§ **Prompt**:
Restate the material word for word and leave out anything that is a picture.

§ **Input records**:
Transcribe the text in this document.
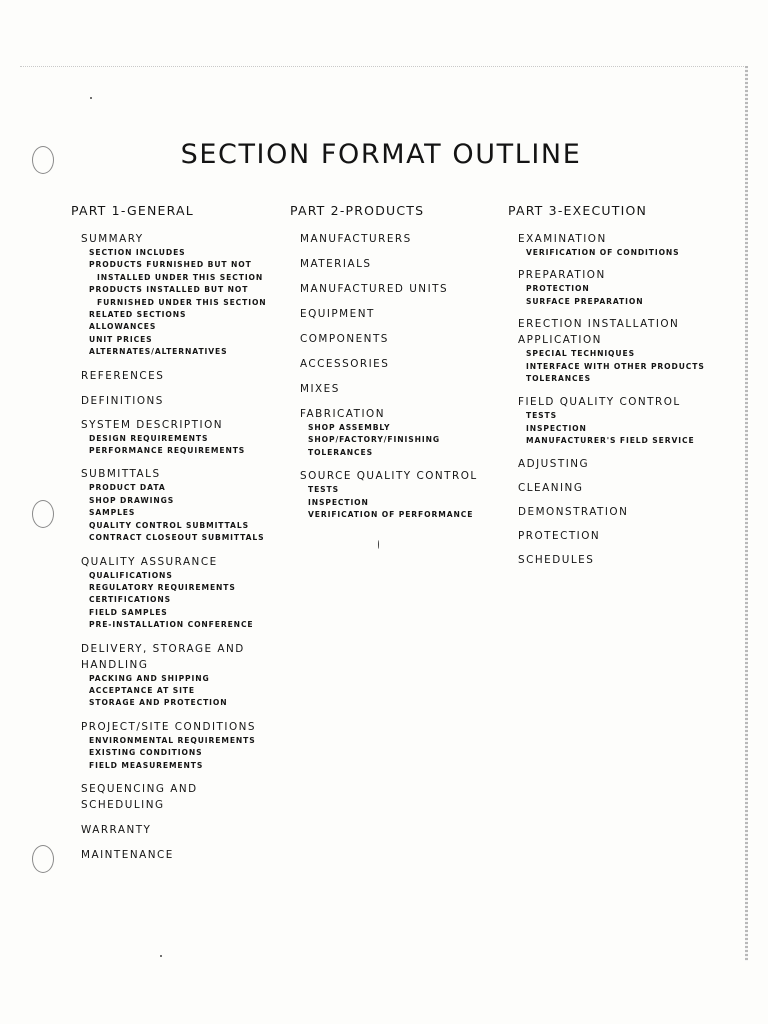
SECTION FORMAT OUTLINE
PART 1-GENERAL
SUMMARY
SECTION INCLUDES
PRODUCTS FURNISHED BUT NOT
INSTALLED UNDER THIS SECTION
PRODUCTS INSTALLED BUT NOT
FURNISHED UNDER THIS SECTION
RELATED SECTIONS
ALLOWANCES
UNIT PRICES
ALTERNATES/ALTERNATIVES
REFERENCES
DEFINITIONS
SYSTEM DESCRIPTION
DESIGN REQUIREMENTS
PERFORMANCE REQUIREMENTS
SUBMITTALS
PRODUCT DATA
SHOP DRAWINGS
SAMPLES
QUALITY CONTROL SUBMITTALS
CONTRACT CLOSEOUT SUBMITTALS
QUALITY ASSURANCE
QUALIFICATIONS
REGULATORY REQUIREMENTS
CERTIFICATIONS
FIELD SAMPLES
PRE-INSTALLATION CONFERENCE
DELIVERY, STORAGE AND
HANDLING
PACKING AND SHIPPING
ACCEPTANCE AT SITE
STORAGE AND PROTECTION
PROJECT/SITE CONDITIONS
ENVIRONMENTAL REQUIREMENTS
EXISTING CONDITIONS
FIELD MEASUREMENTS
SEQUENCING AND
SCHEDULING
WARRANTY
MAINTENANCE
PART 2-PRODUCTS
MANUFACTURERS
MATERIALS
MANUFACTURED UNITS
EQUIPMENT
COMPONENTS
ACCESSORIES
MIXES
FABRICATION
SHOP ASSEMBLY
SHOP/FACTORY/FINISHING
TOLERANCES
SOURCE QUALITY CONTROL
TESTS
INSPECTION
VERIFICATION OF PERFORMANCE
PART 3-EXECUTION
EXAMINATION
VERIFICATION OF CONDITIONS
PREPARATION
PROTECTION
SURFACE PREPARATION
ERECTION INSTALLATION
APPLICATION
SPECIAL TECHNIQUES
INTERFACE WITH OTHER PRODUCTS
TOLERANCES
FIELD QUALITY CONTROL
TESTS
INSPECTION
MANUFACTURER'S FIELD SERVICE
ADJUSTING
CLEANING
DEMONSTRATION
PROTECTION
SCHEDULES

§ **Written solution**:
Transcribe the text in this document.
SECTION FORMAT OUTLINE
PART 1-GENERAL
SUMMARY
SECTION INCLUDES
PRODUCTS FURNISHED BUT NOT
INSTALLED UNDER THIS SECTION
PRODUCTS INSTALLED BUT NOT
FURNISHED UNDER THIS SECTION
RELATED SECTIONS
ALLOWANCES
UNIT PRICES
ALTERNATES/ALTERNATIVES
REFERENCES
DEFINITIONS
SYSTEM DESCRIPTION
DESIGN REQUIREMENTS
PERFORMANCE REQUIREMENTS
SUBMITTALS
PRODUCT DATA
SHOP DRAWINGS
SAMPLES
QUALITY CONTROL SUBMITTALS
CONTRACT CLOSEOUT SUBMITTALS
QUALITY ASSURANCE
QUALIFICATIONS
REGULATORY REQUIREMENTS
CERTIFICATIONS
FIELD SAMPLES
PRE-INSTALLATION CONFERENCE
DELIVERY, STORAGE AND
HANDLING
PACKING AND SHIPPING
ACCEPTANCE AT SITE
STORAGE AND PROTECTION
PROJECT/SITE CONDITIONS
ENVIRONMENTAL REQUIREMENTS
EXISTING CONDITIONS
FIELD MEASUREMENTS
SEQUENCING AND
SCHEDULING
WARRANTY
MAINTENANCE
PART 2-PRODUCTS
MANUFACTURERS
MATERIALS
MANUFACTURED UNITS
EQUIPMENT
COMPONENTS
ACCESSORIES
MIXES
FABRICATION
SHOP ASSEMBLY
SHOP/FACTORY/FINISHING
TOLERANCES
SOURCE QUALITY CONTROL
TESTS
INSPECTION
VERIFICATION OF PERFORMANCE
PART 3-EXECUTION
EXAMINATION
VERIFICATION OF CONDITIONS
PREPARATION
PROTECTION
SURFACE PREPARATION
ERECTION INSTALLATION
APPLICATION
SPECIAL TECHNIQUES
INTERFACE WITH OTHER PRODUCTS
TOLERANCES
FIELD QUALITY CONTROL
TESTS
INSPECTION
MANUFACTURER'S FIELD SERVICE
ADJUSTING
CLEANING
DEMONSTRATION
PROTECTION
SCHEDULES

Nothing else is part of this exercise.